◆ **INSTRUCTIONS TO FOLLOW**
All of the records below should be output exactly.

_ _ _

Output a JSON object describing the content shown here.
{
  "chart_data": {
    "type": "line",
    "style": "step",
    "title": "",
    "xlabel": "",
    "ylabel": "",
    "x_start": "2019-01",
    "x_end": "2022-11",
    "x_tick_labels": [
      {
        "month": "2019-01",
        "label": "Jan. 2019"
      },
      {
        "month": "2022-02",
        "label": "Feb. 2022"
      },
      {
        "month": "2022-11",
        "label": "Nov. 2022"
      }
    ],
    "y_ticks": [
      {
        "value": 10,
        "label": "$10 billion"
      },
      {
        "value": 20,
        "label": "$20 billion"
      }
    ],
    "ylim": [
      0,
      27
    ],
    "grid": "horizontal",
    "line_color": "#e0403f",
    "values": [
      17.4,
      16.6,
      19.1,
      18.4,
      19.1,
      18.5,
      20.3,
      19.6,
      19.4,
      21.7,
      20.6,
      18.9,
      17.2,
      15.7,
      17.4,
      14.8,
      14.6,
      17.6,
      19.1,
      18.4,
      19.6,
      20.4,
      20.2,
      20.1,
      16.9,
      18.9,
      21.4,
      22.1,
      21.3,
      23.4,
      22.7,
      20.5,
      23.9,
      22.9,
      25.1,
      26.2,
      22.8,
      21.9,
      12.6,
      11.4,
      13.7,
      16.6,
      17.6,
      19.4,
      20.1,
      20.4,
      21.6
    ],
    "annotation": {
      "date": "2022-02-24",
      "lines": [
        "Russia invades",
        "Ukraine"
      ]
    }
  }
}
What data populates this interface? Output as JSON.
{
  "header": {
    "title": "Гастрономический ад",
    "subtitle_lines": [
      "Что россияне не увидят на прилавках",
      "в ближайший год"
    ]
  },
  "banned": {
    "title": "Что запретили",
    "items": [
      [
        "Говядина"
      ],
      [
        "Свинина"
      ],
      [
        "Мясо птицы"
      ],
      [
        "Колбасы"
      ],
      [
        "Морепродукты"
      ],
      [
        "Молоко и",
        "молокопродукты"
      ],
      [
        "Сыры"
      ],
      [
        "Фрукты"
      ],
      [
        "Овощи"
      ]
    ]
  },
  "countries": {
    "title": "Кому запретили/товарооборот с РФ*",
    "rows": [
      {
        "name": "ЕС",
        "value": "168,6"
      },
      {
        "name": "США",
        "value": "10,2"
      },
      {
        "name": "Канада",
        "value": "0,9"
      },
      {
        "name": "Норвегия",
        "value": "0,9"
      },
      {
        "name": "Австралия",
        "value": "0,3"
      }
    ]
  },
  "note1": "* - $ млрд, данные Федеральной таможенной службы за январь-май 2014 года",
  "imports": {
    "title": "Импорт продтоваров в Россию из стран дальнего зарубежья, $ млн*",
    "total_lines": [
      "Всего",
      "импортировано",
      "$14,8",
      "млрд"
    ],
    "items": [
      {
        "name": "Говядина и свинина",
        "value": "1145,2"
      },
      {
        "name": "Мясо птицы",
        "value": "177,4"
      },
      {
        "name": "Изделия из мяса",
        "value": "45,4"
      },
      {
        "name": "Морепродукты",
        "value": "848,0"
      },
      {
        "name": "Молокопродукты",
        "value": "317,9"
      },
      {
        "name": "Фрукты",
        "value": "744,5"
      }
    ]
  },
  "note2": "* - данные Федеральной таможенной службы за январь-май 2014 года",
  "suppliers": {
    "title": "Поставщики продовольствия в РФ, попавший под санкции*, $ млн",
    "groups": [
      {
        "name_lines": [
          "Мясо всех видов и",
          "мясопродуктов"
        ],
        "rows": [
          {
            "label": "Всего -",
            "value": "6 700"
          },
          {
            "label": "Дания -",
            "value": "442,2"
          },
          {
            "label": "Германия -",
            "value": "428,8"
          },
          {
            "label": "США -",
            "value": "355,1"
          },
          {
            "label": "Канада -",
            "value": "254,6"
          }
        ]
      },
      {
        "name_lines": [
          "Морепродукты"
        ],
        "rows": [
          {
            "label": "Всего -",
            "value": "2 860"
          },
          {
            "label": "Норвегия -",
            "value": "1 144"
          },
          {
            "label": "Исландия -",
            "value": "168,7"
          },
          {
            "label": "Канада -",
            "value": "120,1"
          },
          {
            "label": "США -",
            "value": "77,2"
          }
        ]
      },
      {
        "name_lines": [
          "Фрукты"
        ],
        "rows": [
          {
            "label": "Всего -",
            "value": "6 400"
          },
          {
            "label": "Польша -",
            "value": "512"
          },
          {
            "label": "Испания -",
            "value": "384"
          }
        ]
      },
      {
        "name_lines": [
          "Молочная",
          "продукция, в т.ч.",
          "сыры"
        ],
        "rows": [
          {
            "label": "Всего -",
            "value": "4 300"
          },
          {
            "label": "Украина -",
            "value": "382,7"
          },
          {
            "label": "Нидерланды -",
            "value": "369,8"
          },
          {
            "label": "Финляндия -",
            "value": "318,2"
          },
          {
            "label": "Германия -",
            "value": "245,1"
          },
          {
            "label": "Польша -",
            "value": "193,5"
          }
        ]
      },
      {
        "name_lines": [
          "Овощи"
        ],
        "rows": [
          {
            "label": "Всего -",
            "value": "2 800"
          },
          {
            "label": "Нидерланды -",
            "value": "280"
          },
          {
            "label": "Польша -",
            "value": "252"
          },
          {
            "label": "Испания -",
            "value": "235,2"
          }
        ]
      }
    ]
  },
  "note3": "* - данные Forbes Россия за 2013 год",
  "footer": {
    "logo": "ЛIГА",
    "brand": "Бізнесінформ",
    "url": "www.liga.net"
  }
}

_ _ _

◆ **RESULT BELOW**
Output a JSON object describing the content shown here.
{
  "chart_data": {
    "type": "line",
    "style": "step",
    "title": "",
    "xlabel": "",
    "ylabel": "",
    "x_start": "2019-01",
    "x_end": "2022-11",
    "x_tick_labels": [
      {
        "month": "2019-01",
        "label": "Jan. 2019"
      },
      {
        "month": "2022-02",
        "label": "Feb. 2022"
      },
      {
        "month": "2022-11",
        "label": "Nov. 2022"
      }
    ],
    "y_ticks": [
      {
        "value": 10,
        "label": "$10 billion"
      },
      {
        "value": 20,
        "label": "$20 billion"
      }
    ],
    "ylim": [
      0,
      27
    ],
    "grid": "horizontal",
    "line_color": "#e0403f",
    "values": [
      17.4,
      16.6,
      19.1,
      18.4,
      19.1,
      18.5,
      20.3,
      19.6,
      19.4,
      21.7,
      20.6,
      18.9,
      17.2,
      15.7,
      17.4,
      14.8,
      14.6,
      17.6,
      19.1,
      18.4,
      19.6,
      20.4,
      20.2,
      20.1,
      16.9,
      18.9,
      21.4,
      22.1,
      21.3,
      23.4,
      22.7,
      20.5,
      23.9,
      22.9,
      25.1,
      26.2,
      22.8,
      21.9,
      12.6,
      11.4,
      13.7,
      16.6,
      17.6,
      19.4,
      20.1,
      20.4,
      21.6
    ],
    "annotation": {
      "date": "2022-02-24",
      "lines": [
        "Russia invades",
        "Ukraine"
      ]
    }
  }
}
What data populates this interface? Output as JSON.
{
  "header": {
    "title": "Гастрономический ад",
    "subtitle_lines": [
      "Что россияне не увидят на прилавках",
      "в ближайший год"
    ]
  },
  "banned": {
    "title": "Что запретили",
    "items": [
      [
        "Говядина"
      ],
      [
        "Свинина"
      ],
      [
        "Мясо птицы"
      ],
      [
        "Колбасы"
      ],
      [
        "Морепродукты"
      ],
      [
        "Молоко и",
        "молокопродукты"
      ],
      [
        "Сыры"
      ],
      [
        "Фрукты"
      ],
      [
        "Овощи"
      ]
    ]
  },
  "countries": {
    "title": "Кому запретили/товарооборот с РФ*",
    "rows": [
      {
        "name": "ЕС",
        "value": "168,6"
      },
      {
        "name": "США",
        "value": "10,2"
      },
      {
        "name": "Канада",
        "value": "0,9"
      },
      {
        "name": "Норвегия",
        "value": "0,9"
      },
      {
        "name": "Австралия",
        "value": "0,3"
      }
    ]
  },
  "note1": "* - $ млрд, данные Федеральной таможенной службы за январь-май 2014 года",
  "imports": {
    "title": "Импорт продтоваров в Россию из стран дальнего зарубежья, $ млн*",
    "total_lines": [
      "Всего",
      "импортировано",
      "$14,8",
      "млрд"
    ],
    "items": [
      {
        "name": "Говядина и свинина",
        "value": "1145,2"
      },
      {
        "name": "Мясо птицы",
        "value": "177,4"
      },
      {
        "name": "Изделия из мяса",
        "value": "45,4"
      },
      {
        "name": "Морепродукты",
        "value": "848,0"
      },
      {
        "name": "Молокопродукты",
        "value": "317,9"
      },
      {
        "name": "Фрукты",
        "value": "744,5"
      }
    ]
  },
  "note2": "* - данные Федеральной таможенной службы за январь-май 2014 года",
  "suppliers": {
    "title": "Поставщики продовольствия в РФ, попавший под санкции*, $ млн",
    "groups": [
      {
        "name_lines": [
          "Мясо всех видов и",
          "мясопродуктов"
        ],
        "rows": [
          {
            "label": "Всего -",
            "value": "6 700"
          },
          {
            "label": "Дания -",
            "value": "442,2"
          },
          {
            "label": "Германия -",
            "value": "428,8"
          },
          {
            "label": "США -",
            "value": "355,1"
          },
          {
            "label": "Канада -",
            "value": "254,6"
          }
        ]
      },
      {
        "name_lines": [
          "Морепродукты"
        ],
        "rows": [
          {
            "label": "Всего -",
            "value": "2 860"
          },
          {
            "label": "Норвегия -",
            "value": "1 144"
          },
          {
            "label": "Исландия -",
            "value": "168,7"
          },
          {
            "label": "Канада -",
            "value": "120,1"
          },
          {
            "label": "США -",
            "value": "77,2"
          }
        ]
      },
      {
        "name_lines": [
          "Фрукты"
        ],
        "rows": [
          {
            "label": "Всего -",
            "value": "6 400"
          },
          {
            "label": "Польша -",
            "value": "512"
          },
          {
            "label": "Испания -",
            "value": "384"
          }
        ]
      },
      {
        "name_lines": [
          "Молочная",
          "продукция, в т.ч.",
          "сыры"
        ],
        "rows": [
          {
            "label": "Всего -",
            "value": "4 300"
          },
          {
            "label": "Украина -",
            "value": "382,7"
          },
          {
            "label": "Нидерланды -",
            "value": "369,8"
          },
          {
            "label": "Финляндия -",
            "value": "318,2"
          },
          {
            "label": "Германия -",
            "value": "245,1"
          },
          {
            "label": "Польша -",
            "value": "193,5"
          }
        ]
      },
      {
        "name_lines": [
          "Овощи"
        ],
        "rows": [
          {
            "label": "Всего -",
            "value": "2 800"
          },
          {
            "label": "Нидерланды -",
            "value": "280"
          },
          {
            "label": "Польша -",
            "value": "252"
          },
          {
            "label": "Испания -",
            "value": "235,2"
          }
        ]
      }
    ]
  },
  "note3": "* - данные Forbes Россия за 2013 год",
  "footer": {
    "logo": "ЛIГА",
    "brand": "Бізнесінформ",
    "url": "www.liga.net"
  }
}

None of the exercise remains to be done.